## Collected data
[BEGIN]

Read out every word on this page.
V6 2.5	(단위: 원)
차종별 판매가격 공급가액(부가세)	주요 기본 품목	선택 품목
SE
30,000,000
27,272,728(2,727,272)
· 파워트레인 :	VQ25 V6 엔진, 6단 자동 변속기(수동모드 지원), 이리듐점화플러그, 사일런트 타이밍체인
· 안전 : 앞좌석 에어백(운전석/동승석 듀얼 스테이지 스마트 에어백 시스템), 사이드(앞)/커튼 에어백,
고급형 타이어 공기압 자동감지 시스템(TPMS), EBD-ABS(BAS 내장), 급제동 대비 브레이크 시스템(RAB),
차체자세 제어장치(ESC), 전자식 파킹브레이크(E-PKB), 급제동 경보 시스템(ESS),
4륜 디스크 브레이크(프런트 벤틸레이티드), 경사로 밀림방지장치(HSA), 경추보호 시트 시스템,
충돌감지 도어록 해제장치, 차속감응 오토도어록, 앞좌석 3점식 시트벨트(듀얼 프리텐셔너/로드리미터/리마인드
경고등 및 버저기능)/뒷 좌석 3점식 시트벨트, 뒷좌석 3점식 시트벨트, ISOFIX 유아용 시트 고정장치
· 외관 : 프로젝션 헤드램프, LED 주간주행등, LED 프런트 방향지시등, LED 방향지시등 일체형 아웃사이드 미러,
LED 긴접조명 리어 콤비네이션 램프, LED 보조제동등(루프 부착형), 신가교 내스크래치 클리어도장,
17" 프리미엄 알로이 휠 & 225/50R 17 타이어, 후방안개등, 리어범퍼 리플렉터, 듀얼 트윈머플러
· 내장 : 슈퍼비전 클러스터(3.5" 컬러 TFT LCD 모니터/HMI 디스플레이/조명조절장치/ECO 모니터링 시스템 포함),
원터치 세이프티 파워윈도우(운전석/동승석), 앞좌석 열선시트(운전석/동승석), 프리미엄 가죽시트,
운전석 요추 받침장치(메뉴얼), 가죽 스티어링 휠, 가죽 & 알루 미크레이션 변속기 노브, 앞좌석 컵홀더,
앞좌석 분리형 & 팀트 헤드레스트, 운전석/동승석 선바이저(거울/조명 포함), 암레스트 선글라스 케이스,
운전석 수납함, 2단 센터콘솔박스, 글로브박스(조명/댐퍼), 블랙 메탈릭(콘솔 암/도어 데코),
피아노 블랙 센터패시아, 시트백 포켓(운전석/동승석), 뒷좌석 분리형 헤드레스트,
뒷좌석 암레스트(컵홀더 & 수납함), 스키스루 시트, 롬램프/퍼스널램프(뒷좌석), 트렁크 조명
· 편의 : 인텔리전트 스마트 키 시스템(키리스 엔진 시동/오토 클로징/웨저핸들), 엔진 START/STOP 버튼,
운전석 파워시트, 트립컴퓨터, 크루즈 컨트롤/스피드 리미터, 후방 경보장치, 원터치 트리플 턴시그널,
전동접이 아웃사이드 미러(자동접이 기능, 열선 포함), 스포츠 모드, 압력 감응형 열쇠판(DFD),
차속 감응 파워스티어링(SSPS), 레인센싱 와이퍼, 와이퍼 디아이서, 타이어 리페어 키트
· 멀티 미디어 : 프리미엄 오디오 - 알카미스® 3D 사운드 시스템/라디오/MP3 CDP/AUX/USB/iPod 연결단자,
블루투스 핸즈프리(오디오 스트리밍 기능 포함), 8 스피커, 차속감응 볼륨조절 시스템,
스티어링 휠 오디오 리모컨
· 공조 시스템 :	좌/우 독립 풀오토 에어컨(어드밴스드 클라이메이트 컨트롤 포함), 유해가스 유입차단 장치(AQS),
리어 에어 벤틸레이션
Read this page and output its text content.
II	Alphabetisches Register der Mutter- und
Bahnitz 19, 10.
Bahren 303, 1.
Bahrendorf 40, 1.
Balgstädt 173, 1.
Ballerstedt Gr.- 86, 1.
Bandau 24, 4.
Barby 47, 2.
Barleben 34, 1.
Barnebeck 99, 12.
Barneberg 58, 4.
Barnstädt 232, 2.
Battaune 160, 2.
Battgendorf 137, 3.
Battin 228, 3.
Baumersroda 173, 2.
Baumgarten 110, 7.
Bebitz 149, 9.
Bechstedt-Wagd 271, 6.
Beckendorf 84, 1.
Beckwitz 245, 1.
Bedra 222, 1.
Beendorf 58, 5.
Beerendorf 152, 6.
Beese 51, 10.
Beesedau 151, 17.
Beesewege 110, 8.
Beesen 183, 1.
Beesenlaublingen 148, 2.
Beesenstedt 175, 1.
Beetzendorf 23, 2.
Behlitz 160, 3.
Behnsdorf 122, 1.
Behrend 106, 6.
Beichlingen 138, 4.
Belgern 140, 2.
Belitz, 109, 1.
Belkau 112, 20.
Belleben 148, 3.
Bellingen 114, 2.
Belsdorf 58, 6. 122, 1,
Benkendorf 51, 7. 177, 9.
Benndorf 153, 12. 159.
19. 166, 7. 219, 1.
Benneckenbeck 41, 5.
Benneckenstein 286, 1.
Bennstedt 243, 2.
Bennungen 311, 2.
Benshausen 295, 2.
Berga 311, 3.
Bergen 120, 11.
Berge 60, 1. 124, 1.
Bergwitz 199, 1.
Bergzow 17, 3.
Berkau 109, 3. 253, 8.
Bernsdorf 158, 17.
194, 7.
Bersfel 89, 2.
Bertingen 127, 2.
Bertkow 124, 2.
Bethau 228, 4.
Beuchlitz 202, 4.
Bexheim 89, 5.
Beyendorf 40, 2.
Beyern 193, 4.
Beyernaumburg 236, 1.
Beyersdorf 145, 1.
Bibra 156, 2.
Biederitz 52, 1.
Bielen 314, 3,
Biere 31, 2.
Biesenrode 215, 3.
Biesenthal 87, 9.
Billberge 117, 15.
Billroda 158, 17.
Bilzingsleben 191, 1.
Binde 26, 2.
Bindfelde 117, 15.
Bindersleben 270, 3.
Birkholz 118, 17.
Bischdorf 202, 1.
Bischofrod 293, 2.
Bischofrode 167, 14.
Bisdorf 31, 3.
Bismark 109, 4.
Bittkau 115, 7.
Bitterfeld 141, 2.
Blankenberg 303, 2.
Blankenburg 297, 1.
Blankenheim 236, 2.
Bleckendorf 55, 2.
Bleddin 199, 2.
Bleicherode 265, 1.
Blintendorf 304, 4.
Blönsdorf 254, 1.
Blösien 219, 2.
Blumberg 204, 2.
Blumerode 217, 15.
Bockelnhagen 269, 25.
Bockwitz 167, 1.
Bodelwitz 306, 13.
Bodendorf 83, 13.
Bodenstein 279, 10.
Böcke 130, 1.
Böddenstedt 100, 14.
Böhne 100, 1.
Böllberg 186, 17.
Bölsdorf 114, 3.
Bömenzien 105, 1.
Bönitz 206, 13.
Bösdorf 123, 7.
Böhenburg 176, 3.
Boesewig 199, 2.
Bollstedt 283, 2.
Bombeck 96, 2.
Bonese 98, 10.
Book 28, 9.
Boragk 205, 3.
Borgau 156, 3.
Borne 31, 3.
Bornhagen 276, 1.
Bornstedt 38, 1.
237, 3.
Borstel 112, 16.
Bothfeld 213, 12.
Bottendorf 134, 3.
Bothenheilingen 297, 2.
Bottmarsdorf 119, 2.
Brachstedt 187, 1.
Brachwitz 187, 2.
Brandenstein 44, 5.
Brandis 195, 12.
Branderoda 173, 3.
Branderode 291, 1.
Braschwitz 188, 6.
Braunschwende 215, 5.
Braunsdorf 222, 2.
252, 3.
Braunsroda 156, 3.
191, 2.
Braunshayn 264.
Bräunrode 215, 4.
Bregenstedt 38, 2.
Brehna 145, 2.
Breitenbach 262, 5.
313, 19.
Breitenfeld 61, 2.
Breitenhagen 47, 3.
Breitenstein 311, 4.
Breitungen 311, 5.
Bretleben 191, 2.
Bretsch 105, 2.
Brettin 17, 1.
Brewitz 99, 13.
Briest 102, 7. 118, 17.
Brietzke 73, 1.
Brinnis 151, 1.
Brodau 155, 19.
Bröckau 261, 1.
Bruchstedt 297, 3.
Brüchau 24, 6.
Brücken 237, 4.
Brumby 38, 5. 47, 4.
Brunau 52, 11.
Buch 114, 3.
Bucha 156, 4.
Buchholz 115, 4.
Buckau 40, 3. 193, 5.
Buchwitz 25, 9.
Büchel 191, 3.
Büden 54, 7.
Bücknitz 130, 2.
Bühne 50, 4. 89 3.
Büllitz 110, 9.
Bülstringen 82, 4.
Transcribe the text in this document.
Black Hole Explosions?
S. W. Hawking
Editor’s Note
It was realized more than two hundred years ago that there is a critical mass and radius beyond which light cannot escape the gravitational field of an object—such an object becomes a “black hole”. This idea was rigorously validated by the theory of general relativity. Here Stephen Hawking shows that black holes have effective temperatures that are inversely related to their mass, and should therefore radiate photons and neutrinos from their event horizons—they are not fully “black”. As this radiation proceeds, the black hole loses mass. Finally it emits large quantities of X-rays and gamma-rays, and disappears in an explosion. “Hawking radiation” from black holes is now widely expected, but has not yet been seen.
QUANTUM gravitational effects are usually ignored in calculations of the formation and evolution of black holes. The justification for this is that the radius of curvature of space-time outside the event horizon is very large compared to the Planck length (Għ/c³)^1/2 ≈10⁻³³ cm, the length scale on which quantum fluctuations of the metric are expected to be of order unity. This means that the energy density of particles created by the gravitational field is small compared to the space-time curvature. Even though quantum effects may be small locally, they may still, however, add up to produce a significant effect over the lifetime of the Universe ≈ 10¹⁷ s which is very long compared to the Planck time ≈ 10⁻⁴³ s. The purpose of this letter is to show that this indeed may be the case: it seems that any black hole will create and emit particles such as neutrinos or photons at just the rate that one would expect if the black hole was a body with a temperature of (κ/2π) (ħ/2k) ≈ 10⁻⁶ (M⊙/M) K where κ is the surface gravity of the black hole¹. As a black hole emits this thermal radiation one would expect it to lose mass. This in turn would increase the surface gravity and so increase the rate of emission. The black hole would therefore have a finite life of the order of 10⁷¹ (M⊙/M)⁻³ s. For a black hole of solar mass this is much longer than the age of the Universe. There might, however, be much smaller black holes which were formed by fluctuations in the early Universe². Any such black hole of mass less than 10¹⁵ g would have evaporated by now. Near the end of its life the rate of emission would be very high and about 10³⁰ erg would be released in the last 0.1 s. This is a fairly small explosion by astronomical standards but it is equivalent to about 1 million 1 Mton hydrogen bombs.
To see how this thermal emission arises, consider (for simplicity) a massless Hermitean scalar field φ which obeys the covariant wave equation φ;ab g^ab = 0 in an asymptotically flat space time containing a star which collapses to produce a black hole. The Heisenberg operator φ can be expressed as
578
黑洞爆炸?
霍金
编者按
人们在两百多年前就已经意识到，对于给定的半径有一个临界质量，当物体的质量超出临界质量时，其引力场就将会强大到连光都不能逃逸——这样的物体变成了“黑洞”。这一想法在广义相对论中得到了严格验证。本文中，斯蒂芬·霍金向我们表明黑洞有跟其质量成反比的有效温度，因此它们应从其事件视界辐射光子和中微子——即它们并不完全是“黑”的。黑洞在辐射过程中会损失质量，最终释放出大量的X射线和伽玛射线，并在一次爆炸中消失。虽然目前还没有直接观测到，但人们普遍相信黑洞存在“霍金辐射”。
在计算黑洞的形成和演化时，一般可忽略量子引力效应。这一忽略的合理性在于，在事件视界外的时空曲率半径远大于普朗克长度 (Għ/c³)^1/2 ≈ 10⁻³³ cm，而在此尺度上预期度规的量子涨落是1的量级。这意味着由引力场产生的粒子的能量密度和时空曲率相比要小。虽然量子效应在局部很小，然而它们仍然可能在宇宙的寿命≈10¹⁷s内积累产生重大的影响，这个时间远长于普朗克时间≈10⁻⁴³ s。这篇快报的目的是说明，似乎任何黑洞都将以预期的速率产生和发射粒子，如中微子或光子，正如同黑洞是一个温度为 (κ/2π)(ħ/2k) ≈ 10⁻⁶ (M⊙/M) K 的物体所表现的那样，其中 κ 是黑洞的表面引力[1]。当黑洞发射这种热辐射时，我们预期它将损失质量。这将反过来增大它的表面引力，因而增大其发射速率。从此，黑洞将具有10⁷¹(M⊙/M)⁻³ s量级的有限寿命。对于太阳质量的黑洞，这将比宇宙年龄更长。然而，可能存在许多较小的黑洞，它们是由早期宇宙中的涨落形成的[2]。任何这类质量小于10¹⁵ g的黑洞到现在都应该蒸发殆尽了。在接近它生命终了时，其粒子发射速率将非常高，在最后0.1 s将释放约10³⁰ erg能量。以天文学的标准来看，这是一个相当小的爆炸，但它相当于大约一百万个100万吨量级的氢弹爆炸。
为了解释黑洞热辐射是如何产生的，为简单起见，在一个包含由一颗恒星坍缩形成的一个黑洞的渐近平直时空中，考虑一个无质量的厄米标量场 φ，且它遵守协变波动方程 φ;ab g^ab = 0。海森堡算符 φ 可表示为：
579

[END]

## What the task asks
Using the data above, say how many lines include "차속감응". No other reply is needed.

## Finished task
2